Work to do: Reproduce every line of the material below verbatim, omitting the pictures.

Task input:
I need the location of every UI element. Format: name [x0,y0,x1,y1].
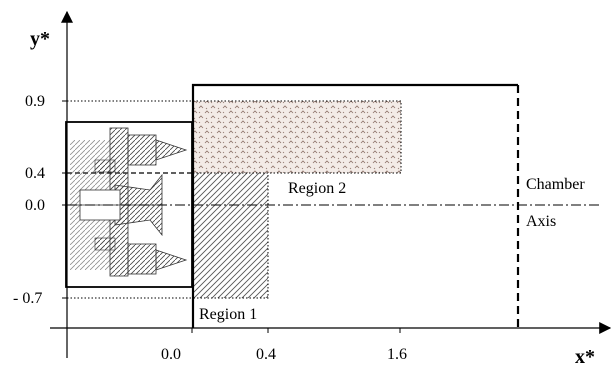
x-tick-label-0-0: 0.0 [161,346,181,363]
chamber-outline [191,83,518,328]
y-tick-label-0-4: 0.4 [25,165,45,182]
region-1-label: Region 1 [199,306,257,323]
region-1-area [192,172,269,299]
y-axis-label: y* [30,28,50,50]
x-tick-label-0-4: 0.4 [256,346,276,363]
x-axis-label: x* [575,346,595,368]
axis-label: Axis [526,213,556,230]
region-1-label-bg [196,303,282,323]
y-tick-label-0-0: 0.0 [25,197,45,214]
y-tick-label-neg-0-7: - 0.7 [13,290,42,307]
region-2-label: Region 2 [288,180,346,197]
y-tick-label-0-9: 0.9 [25,93,45,110]
injector-nozzle-drawing [70,127,188,277]
chamber-label: Chamber [526,176,585,193]
x-tick-label-1-6: 1.6 [387,346,407,363]
region-2-area [192,100,402,174]
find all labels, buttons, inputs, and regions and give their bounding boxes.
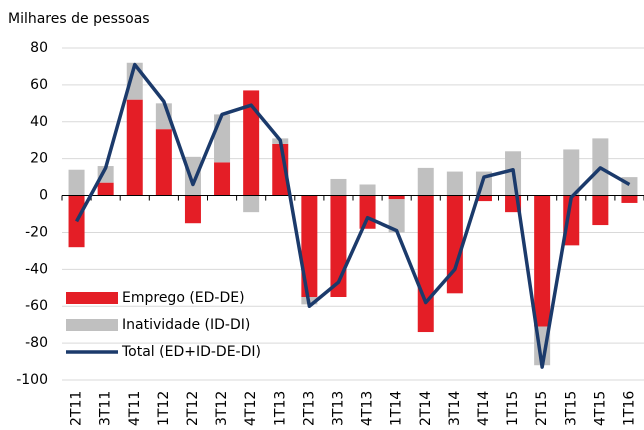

Response to this task:
I need the location of every UI element. Format: name [x0,y0,x1,y1].
x-tick-label-0-0: 0.0 [161,346,181,363]
chamber-outline [191,83,518,328]
y-tick-label-0-4: 0.4 [25,165,45,182]
region-1-label: Region 1 [199,306,257,323]
region-1-area [192,172,269,299]
y-axis-label: y* [30,28,50,50]
x-tick-label-0-4: 0.4 [256,346,276,363]
x-axis-label: x* [575,346,595,368]
axis-label: Axis [526,213,556,230]
region-1-label-bg [196,303,282,323]
y-tick-label-0-0: 0.0 [25,197,45,214]
y-tick-label-neg-0-7: - 0.7 [13,290,42,307]
region-2-label: Region 2 [288,180,346,197]
y-tick-label-0-9: 0.9 [25,93,45,110]
injector-nozzle-drawing [70,127,188,277]
chamber-label: Chamber [526,176,585,193]
x-tick-label-1-6: 1.6 [387,346,407,363]
region-2-area [192,100,402,174]
find all labels, buttons, inputs, and regions and give their bounding boxes.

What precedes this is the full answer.